• [Goal of the exercise]: Extract every line below, verbatim.

• [Recorded data]:

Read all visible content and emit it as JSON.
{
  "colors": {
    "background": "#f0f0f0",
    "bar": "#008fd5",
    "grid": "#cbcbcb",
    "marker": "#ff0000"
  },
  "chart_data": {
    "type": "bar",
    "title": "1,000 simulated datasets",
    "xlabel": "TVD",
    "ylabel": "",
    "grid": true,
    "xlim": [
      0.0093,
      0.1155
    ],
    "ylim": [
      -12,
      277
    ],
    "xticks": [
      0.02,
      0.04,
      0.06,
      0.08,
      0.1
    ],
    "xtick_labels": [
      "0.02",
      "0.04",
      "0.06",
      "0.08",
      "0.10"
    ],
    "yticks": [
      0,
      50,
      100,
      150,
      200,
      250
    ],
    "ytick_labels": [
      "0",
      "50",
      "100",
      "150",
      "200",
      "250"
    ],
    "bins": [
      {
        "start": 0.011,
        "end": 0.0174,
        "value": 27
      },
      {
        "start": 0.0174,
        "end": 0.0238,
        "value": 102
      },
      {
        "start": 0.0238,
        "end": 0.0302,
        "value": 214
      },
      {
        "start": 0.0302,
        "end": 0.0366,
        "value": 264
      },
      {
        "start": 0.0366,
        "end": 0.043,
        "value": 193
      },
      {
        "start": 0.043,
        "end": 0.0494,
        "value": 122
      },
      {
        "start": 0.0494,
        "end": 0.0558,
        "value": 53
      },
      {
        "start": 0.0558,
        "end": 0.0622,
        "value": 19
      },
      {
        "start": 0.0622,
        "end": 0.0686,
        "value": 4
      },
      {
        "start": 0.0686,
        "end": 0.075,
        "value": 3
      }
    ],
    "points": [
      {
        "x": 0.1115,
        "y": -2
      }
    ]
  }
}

• [Correct output]:
Read all visible content and emit it as JSON.
{
  "colors": {
    "background": "#f0f0f0",
    "bar": "#008fd5",
    "grid": "#cbcbcb",
    "marker": "#ff0000"
  },
  "chart_data": {
    "type": "bar",
    "title": "1,000 simulated datasets",
    "xlabel": "TVD",
    "ylabel": "",
    "grid": true,
    "xlim": [
      0.0093,
      0.1155
    ],
    "ylim": [
      -12,
      277
    ],
    "xticks": [
      0.02,
      0.04,
      0.06,
      0.08,
      0.1
    ],
    "xtick_labels": [
      "0.02",
      "0.04",
      "0.06",
      "0.08",
      "0.10"
    ],
    "yticks": [
      0,
      50,
      100,
      150,
      200,
      250
    ],
    "ytick_labels": [
      "0",
      "50",
      "100",
      "150",
      "200",
      "250"
    ],
    "bins": [
      {
        "start": 0.011,
        "end": 0.0174,
        "value": 27
      },
      {
        "start": 0.0174,
        "end": 0.0238,
        "value": 102
      },
      {
        "start": 0.0238,
        "end": 0.0302,
        "value": 214
      },
      {
        "start": 0.0302,
        "end": 0.0366,
        "value": 264
      },
      {
        "start": 0.0366,
        "end": 0.043,
        "value": 193
      },
      {
        "start": 0.043,
        "end": 0.0494,
        "value": 122
      },
      {
        "start": 0.0494,
        "end": 0.0558,
        "value": 53
      },
      {
        "start": 0.0558,
        "end": 0.0622,
        "value": 19
      },
      {
        "start": 0.0622,
        "end": 0.0686,
        "value": 4
      },
      {
        "start": 0.0686,
        "end": 0.075,
        "value": 3
      }
    ],
    "points": [
      {
        "x": 0.1115,
        "y": -2
      }
    ]
  }
}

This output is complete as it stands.